══ Source passage

Yoghurt: it’s a matter of culture

by Ed Halmagyi

Instructions

I have something of a testy relationship with milk. Though I love what it can do in cookery, I love what it does to me significantly less.

 

I’m not (to the best of my knowledge) actually allergic to milk. More specifically I don’t think I’m allergic to the lactose found in milk, instead I simply find it hard to digest. A glass of cool fresh milk might taste delicious, but its effects can be rancorous.

 

I suppose I shouldn’t really be surprised – two legs good, four legs bad. The idea of suckling on the underside of a bovine is as strange to consider as it would be to experience. So we humans have made the concept less confronting by packaging the cow’s udder in a plastic bottle. Neat, eh?

 

But if milk is malicious, why then am I able to eat cheese and yoghurt to my heart’s content without the digestive rumblings. The answer is in the art of fermentation. Vignerons convert fruit sugars into alcohol, distillers and brewers do the same with grains. Then there’s the cheese-makers, and blessed be the cheese-makers. They convert the lactose found in raw milk into lactic acid, giving their prized product its distinctive tang.

════

** Problem **
Write out the part of the yoghurt article that begins with the words "Instructions" and ends with "me significantly less.", copying it word for word. The records that come next are separate material and have no connection to the yoghurt article.

══ Dataset records

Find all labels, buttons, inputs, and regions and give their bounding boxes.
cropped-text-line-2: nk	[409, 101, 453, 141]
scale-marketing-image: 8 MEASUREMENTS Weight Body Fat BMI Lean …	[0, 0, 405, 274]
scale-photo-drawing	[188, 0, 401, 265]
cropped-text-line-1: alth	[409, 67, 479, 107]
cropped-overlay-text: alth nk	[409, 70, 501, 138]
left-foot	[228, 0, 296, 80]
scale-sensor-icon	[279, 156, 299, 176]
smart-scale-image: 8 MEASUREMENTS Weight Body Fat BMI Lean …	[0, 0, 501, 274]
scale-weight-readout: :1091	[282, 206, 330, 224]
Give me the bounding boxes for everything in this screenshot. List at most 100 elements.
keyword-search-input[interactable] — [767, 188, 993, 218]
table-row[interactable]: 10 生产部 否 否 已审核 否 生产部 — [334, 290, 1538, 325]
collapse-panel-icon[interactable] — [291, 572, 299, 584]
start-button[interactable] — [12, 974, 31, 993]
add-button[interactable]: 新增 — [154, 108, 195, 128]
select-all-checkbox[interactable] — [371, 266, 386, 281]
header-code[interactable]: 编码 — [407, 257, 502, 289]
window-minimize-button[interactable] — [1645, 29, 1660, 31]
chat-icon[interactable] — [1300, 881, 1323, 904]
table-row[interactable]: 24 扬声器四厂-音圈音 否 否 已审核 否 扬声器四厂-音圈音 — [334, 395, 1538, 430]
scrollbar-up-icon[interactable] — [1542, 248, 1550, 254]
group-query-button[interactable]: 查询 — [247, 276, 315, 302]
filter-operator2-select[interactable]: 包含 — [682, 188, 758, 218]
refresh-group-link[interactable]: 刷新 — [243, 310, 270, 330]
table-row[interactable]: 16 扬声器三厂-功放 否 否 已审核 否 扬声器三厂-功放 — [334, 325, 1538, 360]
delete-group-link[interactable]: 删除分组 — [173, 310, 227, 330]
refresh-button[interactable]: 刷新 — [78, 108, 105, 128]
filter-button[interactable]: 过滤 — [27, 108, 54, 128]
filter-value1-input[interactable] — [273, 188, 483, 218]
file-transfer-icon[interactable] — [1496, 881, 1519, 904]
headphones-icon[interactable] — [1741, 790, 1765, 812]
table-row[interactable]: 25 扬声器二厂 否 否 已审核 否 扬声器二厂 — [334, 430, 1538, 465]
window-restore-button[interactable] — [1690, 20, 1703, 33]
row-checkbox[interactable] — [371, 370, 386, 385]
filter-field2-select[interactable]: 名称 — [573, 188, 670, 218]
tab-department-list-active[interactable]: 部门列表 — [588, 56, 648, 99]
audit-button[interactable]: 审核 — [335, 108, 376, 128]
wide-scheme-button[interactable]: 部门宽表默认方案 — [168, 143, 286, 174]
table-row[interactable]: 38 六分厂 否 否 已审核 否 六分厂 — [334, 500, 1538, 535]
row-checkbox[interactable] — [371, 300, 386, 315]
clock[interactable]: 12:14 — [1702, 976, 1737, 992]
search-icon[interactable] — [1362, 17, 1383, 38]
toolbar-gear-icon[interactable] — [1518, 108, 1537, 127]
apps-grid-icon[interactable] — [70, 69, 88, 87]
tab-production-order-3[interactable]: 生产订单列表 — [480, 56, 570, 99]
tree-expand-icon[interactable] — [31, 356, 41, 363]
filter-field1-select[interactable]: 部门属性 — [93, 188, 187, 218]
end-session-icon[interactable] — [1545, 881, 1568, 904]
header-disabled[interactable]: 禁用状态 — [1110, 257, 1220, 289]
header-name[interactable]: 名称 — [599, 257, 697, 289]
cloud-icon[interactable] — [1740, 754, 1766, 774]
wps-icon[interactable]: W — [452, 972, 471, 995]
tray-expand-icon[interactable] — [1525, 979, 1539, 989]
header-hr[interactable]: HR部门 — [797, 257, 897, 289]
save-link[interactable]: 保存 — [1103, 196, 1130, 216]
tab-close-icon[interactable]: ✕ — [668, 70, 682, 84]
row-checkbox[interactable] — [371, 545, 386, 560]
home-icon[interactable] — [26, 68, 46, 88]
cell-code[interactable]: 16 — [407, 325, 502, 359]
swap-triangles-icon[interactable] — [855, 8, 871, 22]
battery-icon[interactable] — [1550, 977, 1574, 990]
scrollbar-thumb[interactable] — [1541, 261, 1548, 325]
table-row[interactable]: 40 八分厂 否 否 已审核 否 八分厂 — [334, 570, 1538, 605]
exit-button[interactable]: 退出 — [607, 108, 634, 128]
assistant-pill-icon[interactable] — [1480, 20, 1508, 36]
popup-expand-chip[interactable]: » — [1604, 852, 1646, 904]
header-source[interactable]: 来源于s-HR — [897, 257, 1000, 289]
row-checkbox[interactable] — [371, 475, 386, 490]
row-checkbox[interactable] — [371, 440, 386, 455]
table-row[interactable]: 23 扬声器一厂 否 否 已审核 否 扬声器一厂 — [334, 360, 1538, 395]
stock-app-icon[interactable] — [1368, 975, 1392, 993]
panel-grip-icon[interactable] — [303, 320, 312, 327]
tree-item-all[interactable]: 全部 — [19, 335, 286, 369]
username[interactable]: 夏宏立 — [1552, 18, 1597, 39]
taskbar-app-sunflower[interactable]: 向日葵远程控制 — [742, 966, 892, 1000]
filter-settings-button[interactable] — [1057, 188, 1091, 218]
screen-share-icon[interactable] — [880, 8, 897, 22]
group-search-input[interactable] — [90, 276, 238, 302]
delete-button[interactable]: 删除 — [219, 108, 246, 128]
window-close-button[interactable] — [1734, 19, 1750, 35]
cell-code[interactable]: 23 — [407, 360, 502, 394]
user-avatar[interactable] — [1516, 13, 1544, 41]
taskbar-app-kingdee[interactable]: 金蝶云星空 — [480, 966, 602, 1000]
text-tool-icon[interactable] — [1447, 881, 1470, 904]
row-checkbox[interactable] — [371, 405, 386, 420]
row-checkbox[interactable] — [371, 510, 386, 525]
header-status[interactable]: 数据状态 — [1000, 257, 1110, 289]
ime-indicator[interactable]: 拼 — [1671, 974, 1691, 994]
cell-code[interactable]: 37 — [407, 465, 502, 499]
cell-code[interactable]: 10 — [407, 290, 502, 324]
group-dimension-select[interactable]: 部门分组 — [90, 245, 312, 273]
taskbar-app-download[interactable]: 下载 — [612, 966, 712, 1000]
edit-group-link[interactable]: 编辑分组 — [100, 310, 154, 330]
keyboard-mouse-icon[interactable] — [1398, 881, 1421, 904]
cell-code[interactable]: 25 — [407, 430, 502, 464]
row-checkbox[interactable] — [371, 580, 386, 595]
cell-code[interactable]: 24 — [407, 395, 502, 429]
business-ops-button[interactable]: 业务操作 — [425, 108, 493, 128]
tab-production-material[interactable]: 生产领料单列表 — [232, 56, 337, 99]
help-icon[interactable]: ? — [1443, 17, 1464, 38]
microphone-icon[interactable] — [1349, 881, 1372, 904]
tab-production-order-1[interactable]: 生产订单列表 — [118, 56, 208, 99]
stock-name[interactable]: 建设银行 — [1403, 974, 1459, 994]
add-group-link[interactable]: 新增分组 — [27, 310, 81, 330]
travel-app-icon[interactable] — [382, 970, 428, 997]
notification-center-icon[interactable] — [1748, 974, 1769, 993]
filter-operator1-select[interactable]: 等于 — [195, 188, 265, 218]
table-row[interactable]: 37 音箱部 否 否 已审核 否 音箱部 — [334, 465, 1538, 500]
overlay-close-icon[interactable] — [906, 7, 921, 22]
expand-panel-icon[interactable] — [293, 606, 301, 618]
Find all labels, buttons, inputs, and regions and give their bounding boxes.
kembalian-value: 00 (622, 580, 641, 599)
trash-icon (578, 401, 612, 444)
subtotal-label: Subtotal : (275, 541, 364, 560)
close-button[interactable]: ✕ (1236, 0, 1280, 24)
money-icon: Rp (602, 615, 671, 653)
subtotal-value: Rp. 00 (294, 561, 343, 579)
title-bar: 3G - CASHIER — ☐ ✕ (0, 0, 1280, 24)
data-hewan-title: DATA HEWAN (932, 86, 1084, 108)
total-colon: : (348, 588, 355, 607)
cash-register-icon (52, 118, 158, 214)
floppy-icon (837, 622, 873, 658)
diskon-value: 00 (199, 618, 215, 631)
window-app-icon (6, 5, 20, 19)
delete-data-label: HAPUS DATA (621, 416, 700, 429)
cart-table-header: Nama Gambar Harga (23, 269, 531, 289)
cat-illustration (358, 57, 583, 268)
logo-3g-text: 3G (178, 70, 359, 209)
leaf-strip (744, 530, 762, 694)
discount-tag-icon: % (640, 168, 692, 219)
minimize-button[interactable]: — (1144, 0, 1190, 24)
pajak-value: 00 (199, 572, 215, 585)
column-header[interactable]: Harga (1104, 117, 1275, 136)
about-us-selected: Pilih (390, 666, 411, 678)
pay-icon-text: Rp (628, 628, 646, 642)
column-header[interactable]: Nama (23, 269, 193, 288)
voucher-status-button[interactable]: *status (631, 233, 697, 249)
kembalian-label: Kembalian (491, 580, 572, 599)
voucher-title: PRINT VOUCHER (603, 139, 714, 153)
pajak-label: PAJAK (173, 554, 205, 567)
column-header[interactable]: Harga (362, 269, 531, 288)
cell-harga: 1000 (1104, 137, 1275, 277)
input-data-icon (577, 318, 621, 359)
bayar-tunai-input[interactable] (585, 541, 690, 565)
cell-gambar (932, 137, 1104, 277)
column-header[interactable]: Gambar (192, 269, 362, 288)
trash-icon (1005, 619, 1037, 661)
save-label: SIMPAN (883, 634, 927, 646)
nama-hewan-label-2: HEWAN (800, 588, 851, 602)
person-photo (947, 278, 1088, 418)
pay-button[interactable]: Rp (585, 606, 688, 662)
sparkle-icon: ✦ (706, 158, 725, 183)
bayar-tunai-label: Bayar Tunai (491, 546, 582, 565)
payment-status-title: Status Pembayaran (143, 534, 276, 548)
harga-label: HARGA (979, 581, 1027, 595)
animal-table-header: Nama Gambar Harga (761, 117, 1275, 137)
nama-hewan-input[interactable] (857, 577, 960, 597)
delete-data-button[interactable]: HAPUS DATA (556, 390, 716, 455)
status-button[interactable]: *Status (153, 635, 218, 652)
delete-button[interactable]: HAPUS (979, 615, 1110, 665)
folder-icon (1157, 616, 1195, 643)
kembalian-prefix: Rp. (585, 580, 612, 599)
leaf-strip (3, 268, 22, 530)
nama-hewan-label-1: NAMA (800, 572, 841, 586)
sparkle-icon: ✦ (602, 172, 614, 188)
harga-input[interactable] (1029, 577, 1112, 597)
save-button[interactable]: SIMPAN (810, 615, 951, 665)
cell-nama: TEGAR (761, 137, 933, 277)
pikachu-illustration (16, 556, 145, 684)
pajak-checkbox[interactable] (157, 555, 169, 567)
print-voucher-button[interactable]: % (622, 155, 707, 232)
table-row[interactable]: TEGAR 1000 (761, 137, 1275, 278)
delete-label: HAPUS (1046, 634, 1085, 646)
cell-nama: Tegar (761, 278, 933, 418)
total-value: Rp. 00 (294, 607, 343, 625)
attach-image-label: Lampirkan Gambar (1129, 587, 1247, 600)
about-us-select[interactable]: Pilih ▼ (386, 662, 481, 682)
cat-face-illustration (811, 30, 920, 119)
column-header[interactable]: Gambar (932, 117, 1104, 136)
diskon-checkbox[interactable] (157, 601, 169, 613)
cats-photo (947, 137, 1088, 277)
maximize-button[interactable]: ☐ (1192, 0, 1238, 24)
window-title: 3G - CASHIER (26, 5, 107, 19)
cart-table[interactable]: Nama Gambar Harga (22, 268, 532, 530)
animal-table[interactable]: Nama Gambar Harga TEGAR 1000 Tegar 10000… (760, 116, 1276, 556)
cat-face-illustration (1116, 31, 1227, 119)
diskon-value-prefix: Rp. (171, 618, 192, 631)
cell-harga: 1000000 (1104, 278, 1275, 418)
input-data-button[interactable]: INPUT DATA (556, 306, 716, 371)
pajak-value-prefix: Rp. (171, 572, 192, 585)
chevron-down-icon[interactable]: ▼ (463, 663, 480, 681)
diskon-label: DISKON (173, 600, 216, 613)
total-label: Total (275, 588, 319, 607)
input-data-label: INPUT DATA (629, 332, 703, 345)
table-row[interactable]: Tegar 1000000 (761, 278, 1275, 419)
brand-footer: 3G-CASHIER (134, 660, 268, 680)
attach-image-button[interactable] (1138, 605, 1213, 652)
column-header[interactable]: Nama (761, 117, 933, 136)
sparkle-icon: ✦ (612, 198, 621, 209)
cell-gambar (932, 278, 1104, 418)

════

** Your response **
Instructions

I have something of a testy relationship with milk. Though I love what it can do in cookery, I love what it does to me significantly less.